> **Supplied entries**:
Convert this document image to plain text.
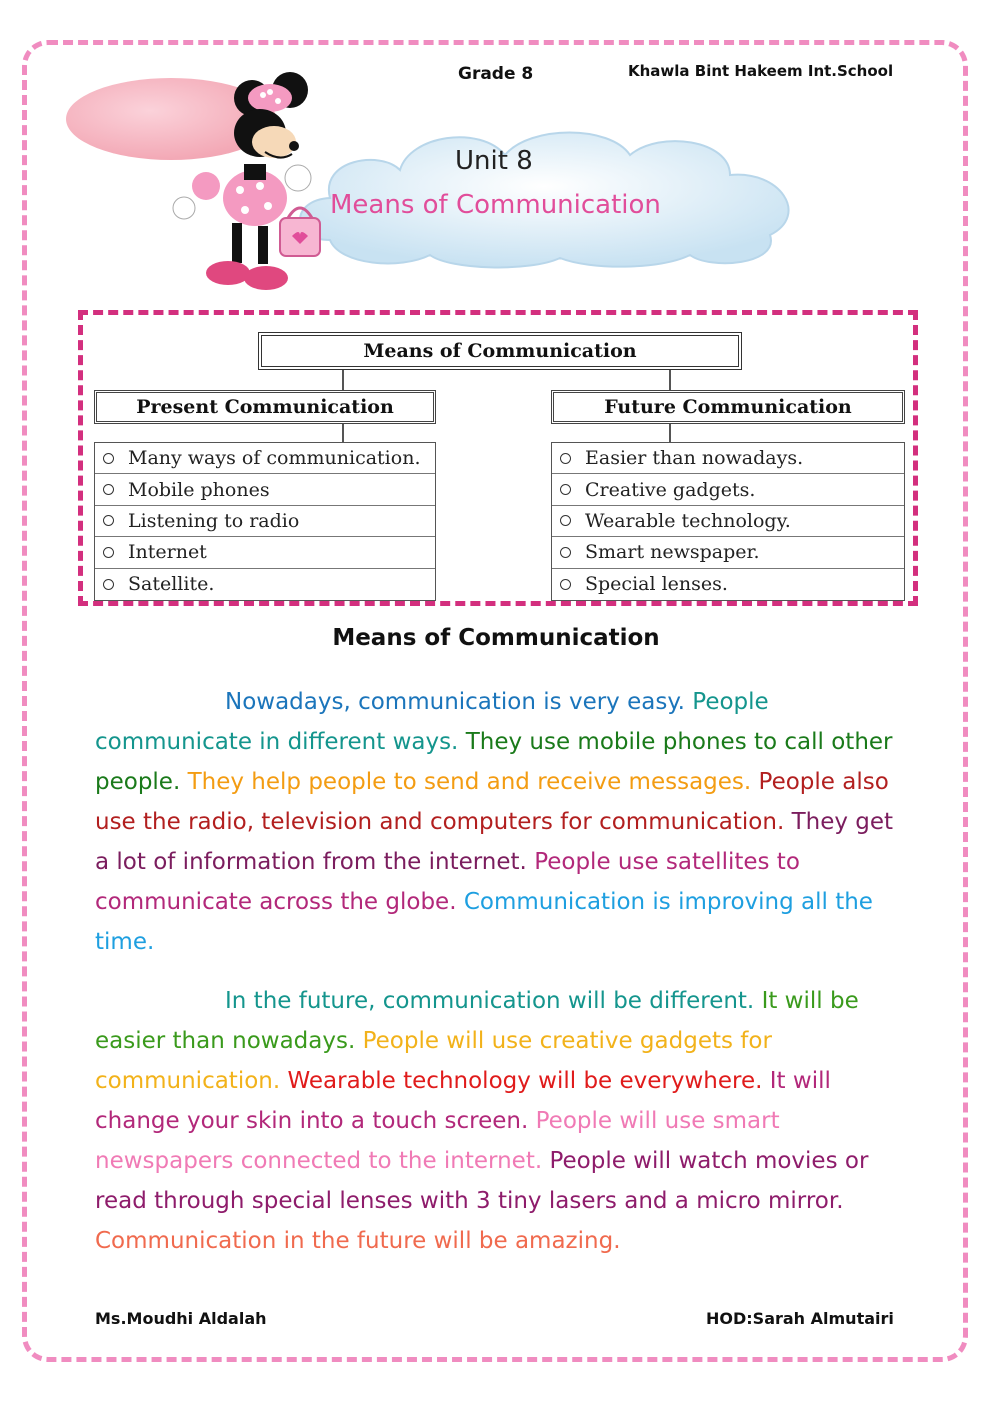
Grade 8	Khawla Bint Hakeem Int.School
Unit 8
Means of Communication
Means of Communication
Present Communication	Future Communication
Many ways of communication.
Mobile phones
Listening to radio
Internet
Satellite.
Easier than nowadays.
Creative gadgets.
Wearable technology.
Smart newspaper.
Special lenses.
Means of Communication
Nowadays, communication is very easy. People communicate in different ways. They use mobile phones to call other people. They help people to send and receive messages. People also use the radio, television and computers for communication. They get a lot of information from the internet. People use satellites to communicate across the globe. Communication is improving all the time.
In the future, communication will be different. It will be easier than nowadays. People will use creative gadgets for communication. Wearable technology will be everywhere. It will change your skin into a touch screen. People will use smart newspapers connected to the internet. People will watch movies or read through special lenses with 3 tiny lasers and a micro mirror. Communication in the future will be amazing.
Ms.Moudhi Aldalah	HOD:Sarah Almutairi
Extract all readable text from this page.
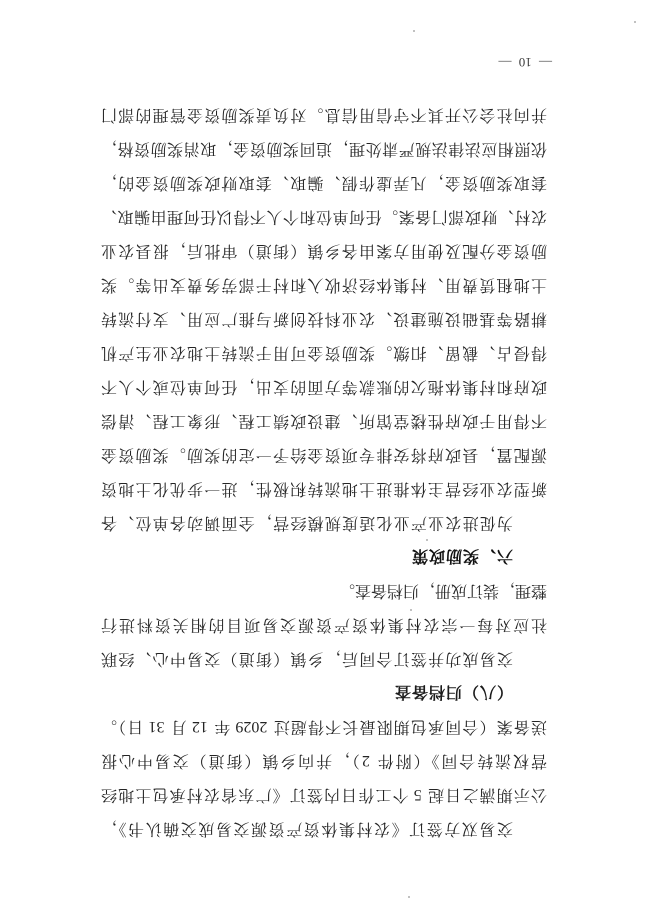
交易双方签订《农村集体资产资源交易成交确认书》，
公示期满之日起 5 个工作日内签订《广东省农村承包土地经
营权流转合同》（附件 2），并向乡镇（街道）交易中心报
送备案（合同承包期限最长不得超过 2029 年 12 月 31 日）。
（八）归档备查
交易成功并签订合同后，乡镇（街道）交易中心、经联
社应对每一宗农村集体资产资源交易项目的相关资料进行
整理，装订成册，归档备查。
六、奖励政策
为促进农业产业化适度规模经营，全面调动各单位、各
新型农业经营主体推进土地流转积极性，进一步优化土地资
源配置，县政府将安排专项资金给予一定的奖励。奖励资金
不得用于政府性楼堂馆所、建设政绩工程、形象工程、清偿
政府和村集体拖欠的账款等方面的支出，任何单位或个人不
得侵占、截留、扣缴。奖励资金可用于流转土地农业生产机
耕路等基础设施建设、农业科技创新与推广应用、支付流转
土地租赁费用、村集体经济收入和村干部劳务费支出等。奖
励资金分配及使用方案由各乡镇（街道）审批后，报县农业
农村、财政部门备案。任何单位和个人不得以任何理由骗取、
套取奖励资金，凡弄虚作假、骗取、套取财政奖励资金的，
依照相应法律法规严肃处理，追回奖励资金，取消奖励资格，
并向社会公开其不守信用信息。对负责奖励资金管理的部门
— 10 —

> **Required work**:
How many lines of the entries above hold the string "text"? Reply with the number alone.

> **Written answer**:
2